--- Exercise material ---
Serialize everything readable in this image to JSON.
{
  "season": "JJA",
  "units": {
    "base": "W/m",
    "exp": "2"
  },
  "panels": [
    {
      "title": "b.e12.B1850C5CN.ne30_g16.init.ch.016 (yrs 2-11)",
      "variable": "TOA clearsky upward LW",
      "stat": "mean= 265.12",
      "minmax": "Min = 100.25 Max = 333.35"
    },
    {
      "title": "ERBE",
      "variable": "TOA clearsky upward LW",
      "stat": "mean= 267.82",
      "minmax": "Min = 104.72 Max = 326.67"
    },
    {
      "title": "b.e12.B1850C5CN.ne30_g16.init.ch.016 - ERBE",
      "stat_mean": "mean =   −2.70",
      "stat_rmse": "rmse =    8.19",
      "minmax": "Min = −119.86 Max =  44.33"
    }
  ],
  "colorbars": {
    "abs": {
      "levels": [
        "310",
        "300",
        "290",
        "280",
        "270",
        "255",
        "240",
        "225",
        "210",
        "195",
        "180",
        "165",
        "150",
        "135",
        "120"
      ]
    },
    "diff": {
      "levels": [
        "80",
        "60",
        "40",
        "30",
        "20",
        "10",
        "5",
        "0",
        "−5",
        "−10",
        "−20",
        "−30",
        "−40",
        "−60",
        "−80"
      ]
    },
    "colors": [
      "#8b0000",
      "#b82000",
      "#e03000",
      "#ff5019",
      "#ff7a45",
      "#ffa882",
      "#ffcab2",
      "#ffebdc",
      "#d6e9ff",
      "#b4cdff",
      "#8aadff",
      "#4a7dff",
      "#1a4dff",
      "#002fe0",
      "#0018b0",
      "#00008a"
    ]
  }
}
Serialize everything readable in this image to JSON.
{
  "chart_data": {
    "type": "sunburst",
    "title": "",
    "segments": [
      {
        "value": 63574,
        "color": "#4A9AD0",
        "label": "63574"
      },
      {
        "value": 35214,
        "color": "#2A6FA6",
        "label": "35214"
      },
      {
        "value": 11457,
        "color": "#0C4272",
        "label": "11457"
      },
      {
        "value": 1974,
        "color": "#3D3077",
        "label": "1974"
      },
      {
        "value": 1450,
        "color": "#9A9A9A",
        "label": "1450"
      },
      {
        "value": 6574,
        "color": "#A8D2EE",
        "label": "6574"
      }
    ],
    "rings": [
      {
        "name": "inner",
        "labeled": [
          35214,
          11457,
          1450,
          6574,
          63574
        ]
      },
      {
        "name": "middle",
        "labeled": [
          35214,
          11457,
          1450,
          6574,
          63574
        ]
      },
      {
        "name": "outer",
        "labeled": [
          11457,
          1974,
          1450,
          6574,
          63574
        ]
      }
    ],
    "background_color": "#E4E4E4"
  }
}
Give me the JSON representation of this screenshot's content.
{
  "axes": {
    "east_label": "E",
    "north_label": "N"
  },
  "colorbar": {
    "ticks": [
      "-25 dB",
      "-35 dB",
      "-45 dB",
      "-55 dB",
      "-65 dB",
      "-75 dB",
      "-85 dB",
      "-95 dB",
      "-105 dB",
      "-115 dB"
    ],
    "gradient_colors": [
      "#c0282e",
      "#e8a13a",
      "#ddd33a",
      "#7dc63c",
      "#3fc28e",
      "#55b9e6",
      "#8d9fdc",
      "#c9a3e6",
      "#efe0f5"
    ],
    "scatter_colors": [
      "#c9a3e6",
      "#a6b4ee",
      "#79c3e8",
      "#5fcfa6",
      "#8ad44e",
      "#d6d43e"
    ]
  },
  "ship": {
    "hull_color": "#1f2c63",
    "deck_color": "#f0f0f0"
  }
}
---
Your task is to retype all the records above with nothing left out.

Serialize everything readable in this image to JSON.
{
  "season": "JJA",
  "units": {
    "base": "W/m",
    "exp": "2"
  },
  "panels": [
    {
      "title": "b.e12.B1850C5CN.ne30_g16.init.ch.016 (yrs 2-11)",
      "variable": "TOA clearsky upward LW",
      "stat": "mean= 265.12",
      "minmax": "Min = 100.25 Max = 333.35"
    },
    {
      "title": "ERBE",
      "variable": "TOA clearsky upward LW",
      "stat": "mean= 267.82",
      "minmax": "Min = 104.72 Max = 326.67"
    },
    {
      "title": "b.e12.B1850C5CN.ne30_g16.init.ch.016 - ERBE",
      "stat_mean": "mean =   −2.70",
      "stat_rmse": "rmse =    8.19",
      "minmax": "Min = −119.86 Max =  44.33"
    }
  ],
  "colorbars": {
    "abs": {
      "levels": [
        "310",
        "300",
        "290",
        "280",
        "270",
        "255",
        "240",
        "225",
        "210",
        "195",
        "180",
        "165",
        "150",
        "135",
        "120"
      ]
    },
    "diff": {
      "levels": [
        "80",
        "60",
        "40",
        "30",
        "20",
        "10",
        "5",
        "0",
        "−5",
        "−10",
        "−20",
        "−30",
        "−40",
        "−60",
        "−80"
      ]
    },
    "colors": [
      "#8b0000",
      "#b82000",
      "#e03000",
      "#ff5019",
      "#ff7a45",
      "#ffa882",
      "#ffcab2",
      "#ffebdc",
      "#d6e9ff",
      "#b4cdff",
      "#8aadff",
      "#4a7dff",
      "#1a4dff",
      "#002fe0",
      "#0018b0",
      "#00008a"
    ]
  }
}
Serialize everything readable in this image to JSON.
{
  "chart_data": {
    "type": "sunburst",
    "title": "",
    "segments": [
      {
        "value": 63574,
        "color": "#4A9AD0",
        "label": "63574"
      },
      {
        "value": 35214,
        "color": "#2A6FA6",
        "label": "35214"
      },
      {
        "value": 11457,
        "color": "#0C4272",
        "label": "11457"
      },
      {
        "value": 1974,
        "color": "#3D3077",
        "label": "1974"
      },
      {
        "value": 1450,
        "color": "#9A9A9A",
        "label": "1450"
      },
      {
        "value": 6574,
        "color": "#A8D2EE",
        "label": "6574"
      }
    ],
    "rings": [
      {
        "name": "inner",
        "labeled": [
          35214,
          11457,
          1450,
          6574,
          63574
        ]
      },
      {
        "name": "middle",
        "labeled": [
          35214,
          11457,
          1450,
          6574,
          63574
        ]
      },
      {
        "name": "outer",
        "labeled": [
          11457,
          1974,
          1450,
          6574,
          63574
        ]
      }
    ],
    "background_color": "#E4E4E4"
  }
}
Give me the JSON representation of this screenshot's content.
{
  "axes": {
    "east_label": "E",
    "north_label": "N"
  },
  "colorbar": {
    "ticks": [
      "-25 dB",
      "-35 dB",
      "-45 dB",
      "-55 dB",
      "-65 dB",
      "-75 dB",
      "-85 dB",
      "-95 dB",
      "-105 dB",
      "-115 dB"
    ],
    "gradient_colors": [
      "#c0282e",
      "#e8a13a",
      "#ddd33a",
      "#7dc63c",
      "#3fc28e",
      "#55b9e6",
      "#8d9fdc",
      "#c9a3e6",
      "#efe0f5"
    ],
    "scatter_colors": [
      "#c9a3e6",
      "#a6b4ee",
      "#79c3e8",
      "#5fcfa6",
      "#8ad44e",
      "#d6d43e"
    ]
  },
  "ship": {
    "hull_color": "#1f2c63",
    "deck_color": "#f0f0f0"
  }
}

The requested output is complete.